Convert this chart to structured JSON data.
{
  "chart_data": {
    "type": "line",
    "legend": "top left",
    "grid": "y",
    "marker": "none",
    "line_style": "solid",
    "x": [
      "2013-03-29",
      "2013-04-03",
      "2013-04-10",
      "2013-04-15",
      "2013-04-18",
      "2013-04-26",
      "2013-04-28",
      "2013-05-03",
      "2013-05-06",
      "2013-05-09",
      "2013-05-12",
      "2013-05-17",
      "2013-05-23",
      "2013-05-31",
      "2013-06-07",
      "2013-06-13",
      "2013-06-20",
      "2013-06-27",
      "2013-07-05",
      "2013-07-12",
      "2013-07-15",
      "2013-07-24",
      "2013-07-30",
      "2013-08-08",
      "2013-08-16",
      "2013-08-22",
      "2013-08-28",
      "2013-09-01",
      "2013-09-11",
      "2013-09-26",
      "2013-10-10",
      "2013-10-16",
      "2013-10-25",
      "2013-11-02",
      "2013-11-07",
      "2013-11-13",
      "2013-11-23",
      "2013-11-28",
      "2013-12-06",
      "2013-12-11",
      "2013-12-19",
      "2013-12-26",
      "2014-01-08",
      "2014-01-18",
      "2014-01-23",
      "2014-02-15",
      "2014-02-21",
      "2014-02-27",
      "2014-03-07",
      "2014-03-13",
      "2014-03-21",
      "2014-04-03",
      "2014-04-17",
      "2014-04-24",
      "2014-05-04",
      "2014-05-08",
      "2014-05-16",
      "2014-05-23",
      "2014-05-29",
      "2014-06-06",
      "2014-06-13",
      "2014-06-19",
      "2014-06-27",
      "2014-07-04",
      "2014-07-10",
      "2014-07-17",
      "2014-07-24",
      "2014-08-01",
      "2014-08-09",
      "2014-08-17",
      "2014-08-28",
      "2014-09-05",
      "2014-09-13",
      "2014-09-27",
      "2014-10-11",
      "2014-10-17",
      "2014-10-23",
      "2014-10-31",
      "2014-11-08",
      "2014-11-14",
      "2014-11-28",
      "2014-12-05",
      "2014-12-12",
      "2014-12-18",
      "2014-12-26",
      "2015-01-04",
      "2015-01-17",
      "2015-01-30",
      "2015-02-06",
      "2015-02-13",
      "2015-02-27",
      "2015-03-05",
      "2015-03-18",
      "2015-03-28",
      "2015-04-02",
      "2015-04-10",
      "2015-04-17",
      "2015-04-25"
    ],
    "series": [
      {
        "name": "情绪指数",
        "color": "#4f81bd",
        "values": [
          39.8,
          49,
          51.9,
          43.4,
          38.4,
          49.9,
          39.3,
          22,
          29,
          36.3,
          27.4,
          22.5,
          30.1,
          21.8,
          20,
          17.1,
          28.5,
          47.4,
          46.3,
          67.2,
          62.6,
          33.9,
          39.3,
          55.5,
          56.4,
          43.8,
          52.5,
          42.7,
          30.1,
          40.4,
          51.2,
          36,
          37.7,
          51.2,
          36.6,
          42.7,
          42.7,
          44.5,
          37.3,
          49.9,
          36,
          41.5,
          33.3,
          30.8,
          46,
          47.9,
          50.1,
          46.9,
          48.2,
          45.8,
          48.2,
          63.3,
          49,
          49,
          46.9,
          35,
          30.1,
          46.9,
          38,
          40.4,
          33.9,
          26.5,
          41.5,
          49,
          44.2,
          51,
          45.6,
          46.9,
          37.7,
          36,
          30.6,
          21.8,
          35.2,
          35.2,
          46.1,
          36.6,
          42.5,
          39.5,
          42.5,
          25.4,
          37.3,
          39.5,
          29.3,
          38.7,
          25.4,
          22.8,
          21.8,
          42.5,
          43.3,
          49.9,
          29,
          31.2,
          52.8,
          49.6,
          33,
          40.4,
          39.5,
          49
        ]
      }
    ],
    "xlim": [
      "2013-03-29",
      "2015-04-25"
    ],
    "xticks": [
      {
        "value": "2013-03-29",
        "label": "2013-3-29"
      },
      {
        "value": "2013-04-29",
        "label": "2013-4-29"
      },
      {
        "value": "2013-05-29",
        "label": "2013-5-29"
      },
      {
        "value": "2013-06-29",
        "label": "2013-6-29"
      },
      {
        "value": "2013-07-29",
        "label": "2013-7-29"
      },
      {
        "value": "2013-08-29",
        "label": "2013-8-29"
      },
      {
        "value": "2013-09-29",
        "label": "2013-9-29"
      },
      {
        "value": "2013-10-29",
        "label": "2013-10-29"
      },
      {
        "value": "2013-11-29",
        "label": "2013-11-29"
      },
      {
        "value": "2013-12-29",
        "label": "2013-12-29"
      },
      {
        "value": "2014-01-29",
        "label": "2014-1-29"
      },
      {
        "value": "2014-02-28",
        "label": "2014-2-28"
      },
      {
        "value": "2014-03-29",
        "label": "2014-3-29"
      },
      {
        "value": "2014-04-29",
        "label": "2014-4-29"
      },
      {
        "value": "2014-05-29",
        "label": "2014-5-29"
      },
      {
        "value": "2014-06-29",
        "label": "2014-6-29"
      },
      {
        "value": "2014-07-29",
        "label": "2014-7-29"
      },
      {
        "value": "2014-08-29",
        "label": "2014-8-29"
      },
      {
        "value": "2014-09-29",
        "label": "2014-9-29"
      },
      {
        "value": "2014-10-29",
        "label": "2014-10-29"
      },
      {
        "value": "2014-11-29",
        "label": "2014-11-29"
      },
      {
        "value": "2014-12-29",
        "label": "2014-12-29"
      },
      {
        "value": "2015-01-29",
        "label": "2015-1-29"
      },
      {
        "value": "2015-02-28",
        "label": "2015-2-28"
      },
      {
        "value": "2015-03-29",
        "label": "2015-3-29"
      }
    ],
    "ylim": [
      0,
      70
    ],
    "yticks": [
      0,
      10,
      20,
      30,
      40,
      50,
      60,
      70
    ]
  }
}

*What the task requires:*
Your task is to print the whole listing again exactly.

*Written answer:*
Convert this chart to structured JSON data.
{
  "chart_data": {
    "type": "line",
    "legend": "top left",
    "grid": "y",
    "marker": "none",
    "line_style": "solid",
    "x": [
      "2013-03-29",
      "2013-04-03",
      "2013-04-10",
      "2013-04-15",
      "2013-04-18",
      "2013-04-26",
      "2013-04-28",
      "2013-05-03",
      "2013-05-06",
      "2013-05-09",
      "2013-05-12",
      "2013-05-17",
      "2013-05-23",
      "2013-05-31",
      "2013-06-07",
      "2013-06-13",
      "2013-06-20",
      "2013-06-27",
      "2013-07-05",
      "2013-07-12",
      "2013-07-15",
      "2013-07-24",
      "2013-07-30",
      "2013-08-08",
      "2013-08-16",
      "2013-08-22",
      "2013-08-28",
      "2013-09-01",
      "2013-09-11",
      "2013-09-26",
      "2013-10-10",
      "2013-10-16",
      "2013-10-25",
      "2013-11-02",
      "2013-11-07",
      "2013-11-13",
      "2013-11-23",
      "2013-11-28",
      "2013-12-06",
      "2013-12-11",
      "2013-12-19",
      "2013-12-26",
      "2014-01-08",
      "2014-01-18",
      "2014-01-23",
      "2014-02-15",
      "2014-02-21",
      "2014-02-27",
      "2014-03-07",
      "2014-03-13",
      "2014-03-21",
      "2014-04-03",
      "2014-04-17",
      "2014-04-24",
      "2014-05-04",
      "2014-05-08",
      "2014-05-16",
      "2014-05-23",
      "2014-05-29",
      "2014-06-06",
      "2014-06-13",
      "2014-06-19",
      "2014-06-27",
      "2014-07-04",
      "2014-07-10",
      "2014-07-17",
      "2014-07-24",
      "2014-08-01",
      "2014-08-09",
      "2014-08-17",
      "2014-08-28",
      "2014-09-05",
      "2014-09-13",
      "2014-09-27",
      "2014-10-11",
      "2014-10-17",
      "2014-10-23",
      "2014-10-31",
      "2014-11-08",
      "2014-11-14",
      "2014-11-28",
      "2014-12-05",
      "2014-12-12",
      "2014-12-18",
      "2014-12-26",
      "2015-01-04",
      "2015-01-17",
      "2015-01-30",
      "2015-02-06",
      "2015-02-13",
      "2015-02-27",
      "2015-03-05",
      "2015-03-18",
      "2015-03-28",
      "2015-04-02",
      "2015-04-10",
      "2015-04-17",
      "2015-04-25"
    ],
    "series": [
      {
        "name": "情绪指数",
        "color": "#4f81bd",
        "values": [
          39.8,
          49,
          51.9,
          43.4,
          38.4,
          49.9,
          39.3,
          22,
          29,
          36.3,
          27.4,
          22.5,
          30.1,
          21.8,
          20,
          17.1,
          28.5,
          47.4,
          46.3,
          67.2,
          62.6,
          33.9,
          39.3,
          55.5,
          56.4,
          43.8,
          52.5,
          42.7,
          30.1,
          40.4,
          51.2,
          36,
          37.7,
          51.2,
          36.6,
          42.7,
          42.7,
          44.5,
          37.3,
          49.9,
          36,
          41.5,
          33.3,
          30.8,
          46,
          47.9,
          50.1,
          46.9,
          48.2,
          45.8,
          48.2,
          63.3,
          49,
          49,
          46.9,
          35,
          30.1,
          46.9,
          38,
          40.4,
          33.9,
          26.5,
          41.5,
          49,
          44.2,
          51,
          45.6,
          46.9,
          37.7,
          36,
          30.6,
          21.8,
          35.2,
          35.2,
          46.1,
          36.6,
          42.5,
          39.5,
          42.5,
          25.4,
          37.3,
          39.5,
          29.3,
          38.7,
          25.4,
          22.8,
          21.8,
          42.5,
          43.3,
          49.9,
          29,
          31.2,
          52.8,
          49.6,
          33,
          40.4,
          39.5,
          49
        ]
      }
    ],
    "xlim": [
      "2013-03-29",
      "2015-04-25"
    ],
    "xticks": [
      {
        "value": "2013-03-29",
        "label": "2013-3-29"
      },
      {
        "value": "2013-04-29",
        "label": "2013-4-29"
      },
      {
        "value": "2013-05-29",
        "label": "2013-5-29"
      },
      {
        "value": "2013-06-29",
        "label": "2013-6-29"
      },
      {
        "value": "2013-07-29",
        "label": "2013-7-29"
      },
      {
        "value": "2013-08-29",
        "label": "2013-8-29"
      },
      {
        "value": "2013-09-29",
        "label": "2013-9-29"
      },
      {
        "value": "2013-10-29",
        "label": "2013-10-29"
      },
      {
        "value": "2013-11-29",
        "label": "2013-11-29"
      },
      {
        "value": "2013-12-29",
        "label": "2013-12-29"
      },
      {
        "value": "2014-01-29",
        "label": "2014-1-29"
      },
      {
        "value": "2014-02-28",
        "label": "2014-2-28"
      },
      {
        "value": "2014-03-29",
        "label": "2014-3-29"
      },
      {
        "value": "2014-04-29",
        "label": "2014-4-29"
      },
      {
        "value": "2014-05-29",
        "label": "2014-5-29"
      },
      {
        "value": "2014-06-29",
        "label": "2014-6-29"
      },
      {
        "value": "2014-07-29",
        "label": "2014-7-29"
      },
      {
        "value": "2014-08-29",
        "label": "2014-8-29"
      },
      {
        "value": "2014-09-29",
        "label": "2014-9-29"
      },
      {
        "value": "2014-10-29",
        "label": "2014-10-29"
      },
      {
        "value": "2014-11-29",
        "label": "2014-11-29"
      },
      {
        "value": "2014-12-29",
        "label": "2014-12-29"
      },
      {
        "value": "2015-01-29",
        "label": "2015-1-29"
      },
      {
        "value": "2015-02-28",
        "label": "2015-2-28"
      },
      {
        "value": "2015-03-29",
        "label": "2015-3-29"
      }
    ],
    "ylim": [
      0,
      70
    ],
    "yticks": [
      0,
      10,
      20,
      30,
      40,
      50,
      60,
      70
    ]
  }
}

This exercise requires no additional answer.